▶ **Records shown**:
## Start
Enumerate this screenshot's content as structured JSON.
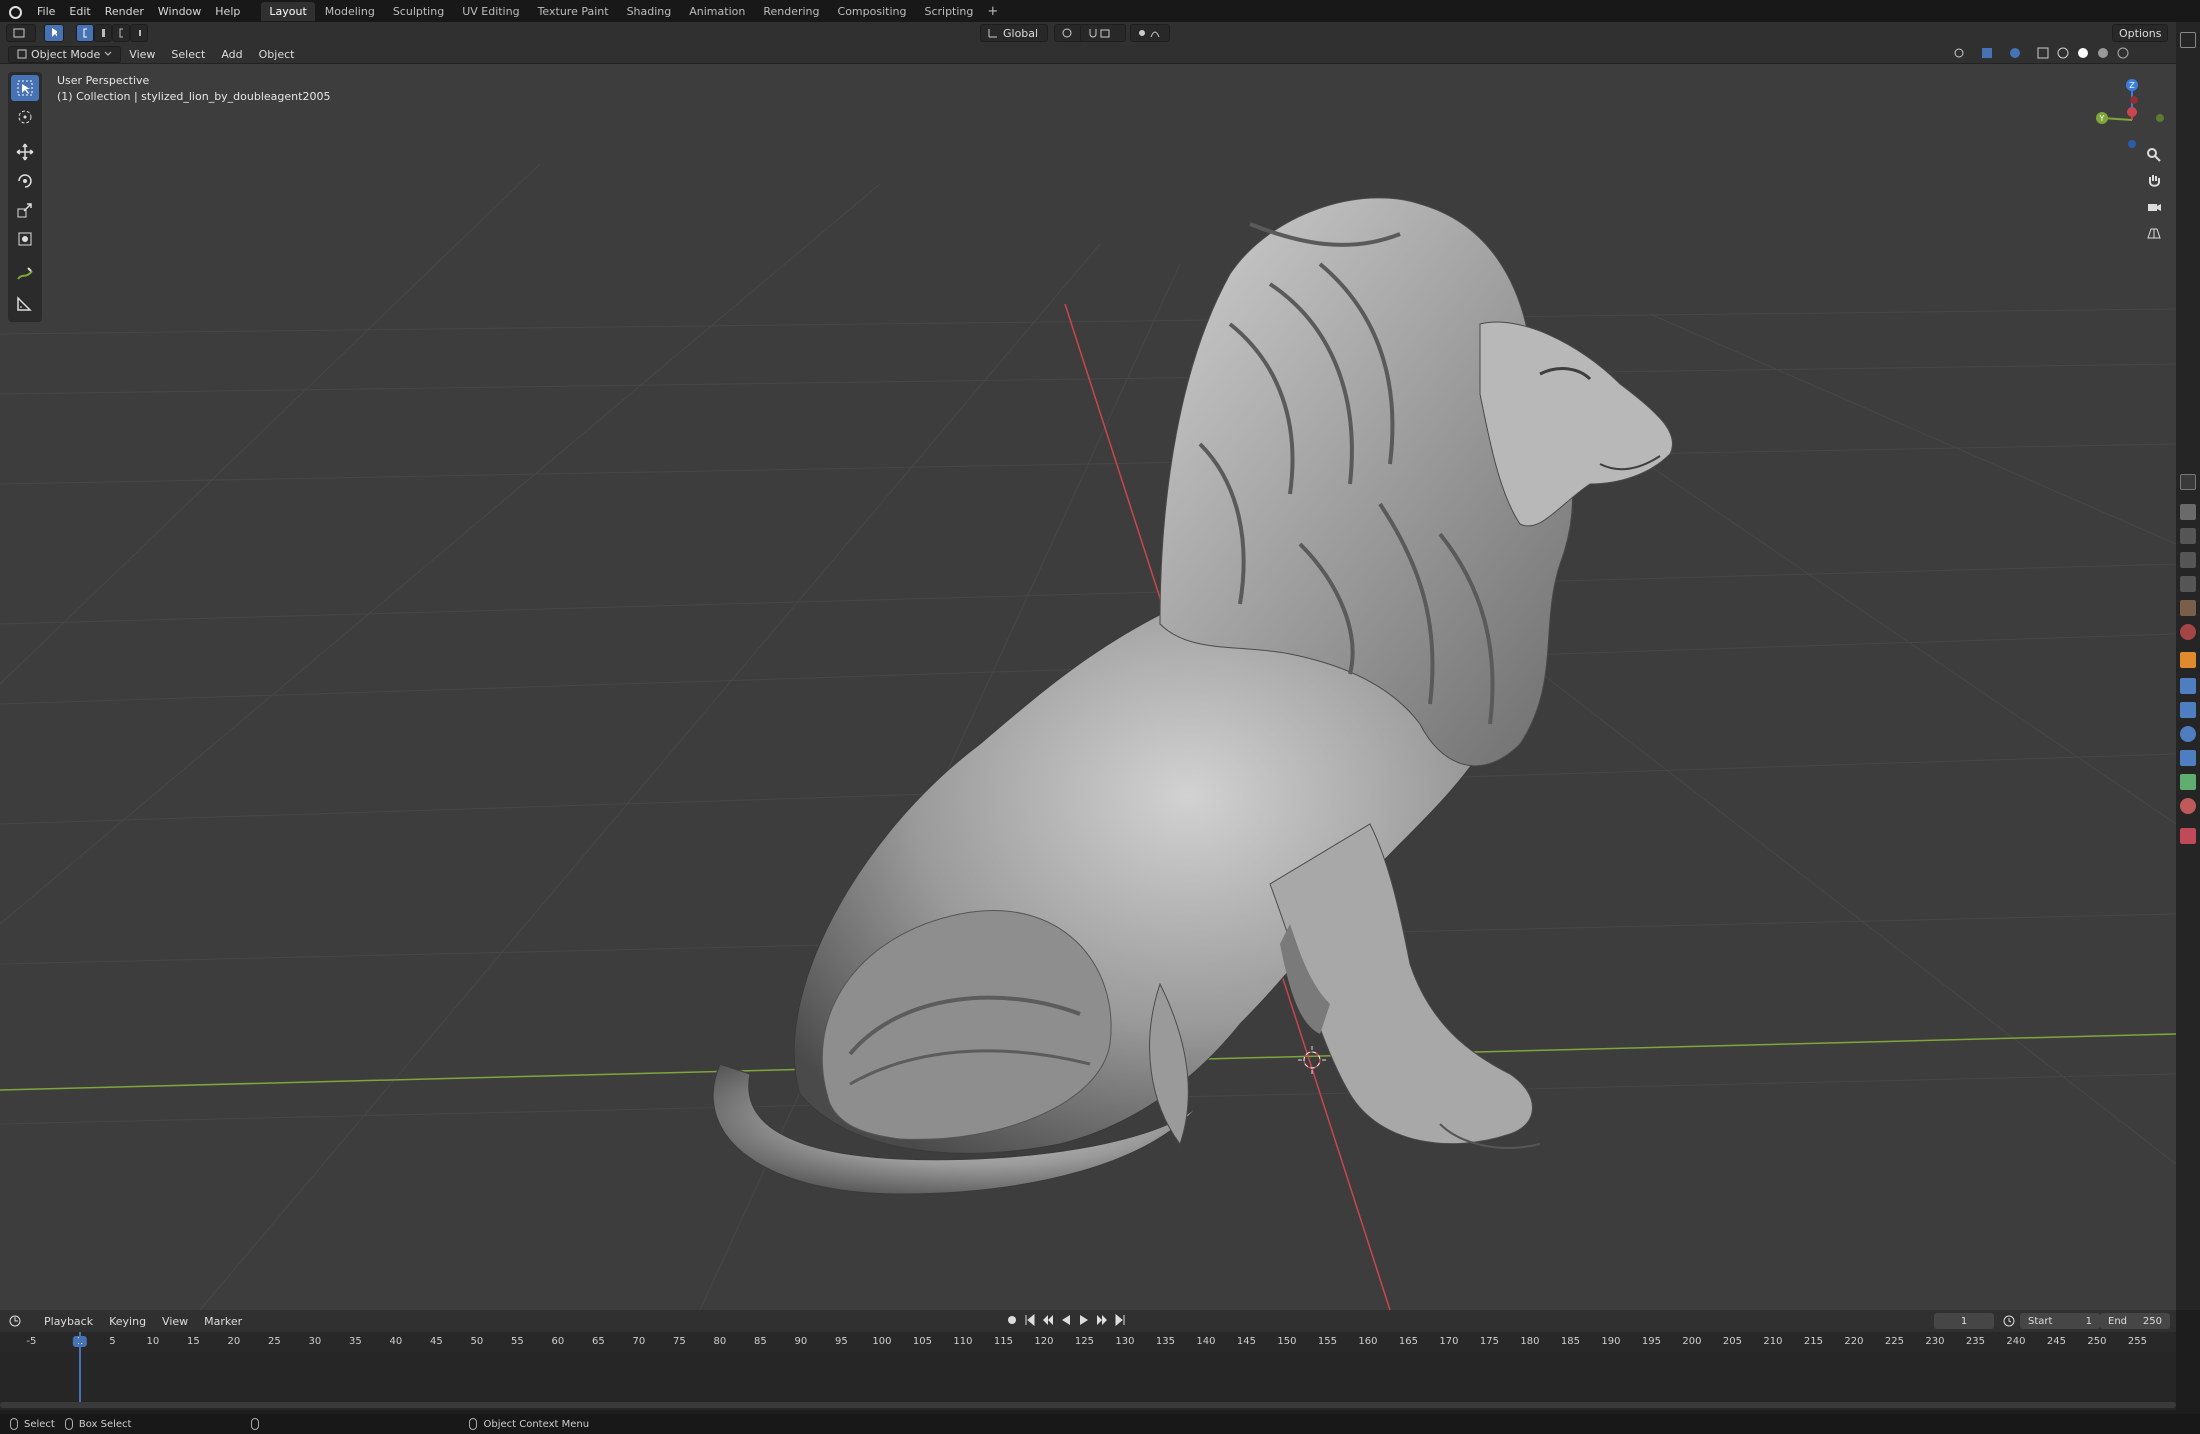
{
  "topbar": {
    "menus": [
      "File",
      "Edit",
      "Render",
      "Window",
      "Help"
    ],
    "workspaces": [
      "Layout",
      "Modeling",
      "Sculpting",
      "UV Editing",
      "Texture Paint",
      "Shading",
      "Animation",
      "Rendering",
      "Compositing",
      "Scripting"
    ],
    "active_workspace": "Layout",
    "add_workspace": "+"
  },
  "header": {
    "orientation": "Global",
    "options": "Options",
    "mode": "Object Mode",
    "menus": [
      "View",
      "Select",
      "Add",
      "Object"
    ]
  },
  "viewport": {
    "perspective_label": "User Perspective",
    "collection_label": "(1) Collection | stylized_lion_by_doubleagent2005"
  },
  "gizmo": {
    "x": "X",
    "y": "Y",
    "z": "Z"
  },
  "timeline": {
    "menus": [
      "Playback",
      "Keying",
      "View",
      "Marker"
    ],
    "current_frame": "1",
    "start_label": "Start",
    "start_value": "1",
    "end_label": "End",
    "end_value": "250",
    "ticks": [
      "-5",
      "1",
      "5",
      "10",
      "15",
      "20",
      "25",
      "30",
      "35",
      "40",
      "45",
      "50",
      "55",
      "60",
      "65",
      "70",
      "75",
      "80",
      "85",
      "90",
      "95",
      "100",
      "105",
      "110",
      "115",
      "120",
      "125",
      "130",
      "135",
      "140",
      "145",
      "150",
      "155",
      "160",
      "165",
      "170",
      "175",
      "180",
      "185",
      "190",
      "195",
      "200",
      "205",
      "210",
      "215",
      "220",
      "225",
      "230",
      "235",
      "240",
      "245",
      "250",
      "255"
    ]
  },
  "status": {
    "select": "Select",
    "box_select": "Box Select",
    "context_menu": "Object Context Menu"
  },
  "colors": {
    "accent": "#4772b3",
    "x_axis": "#c8474e",
    "y_axis": "#7ea63a",
    "z_axis": "#3b7ee0",
    "viewport_bg": "#3d3d3d"
  }
}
## End
▶ **Requirements**: Using the listing above, pull out all lines that hold the word "Object".

▶ **Result for this exercise**:
    "mode": "Object Mode",
      "Object"
    "context_menu": "Object Context Menu"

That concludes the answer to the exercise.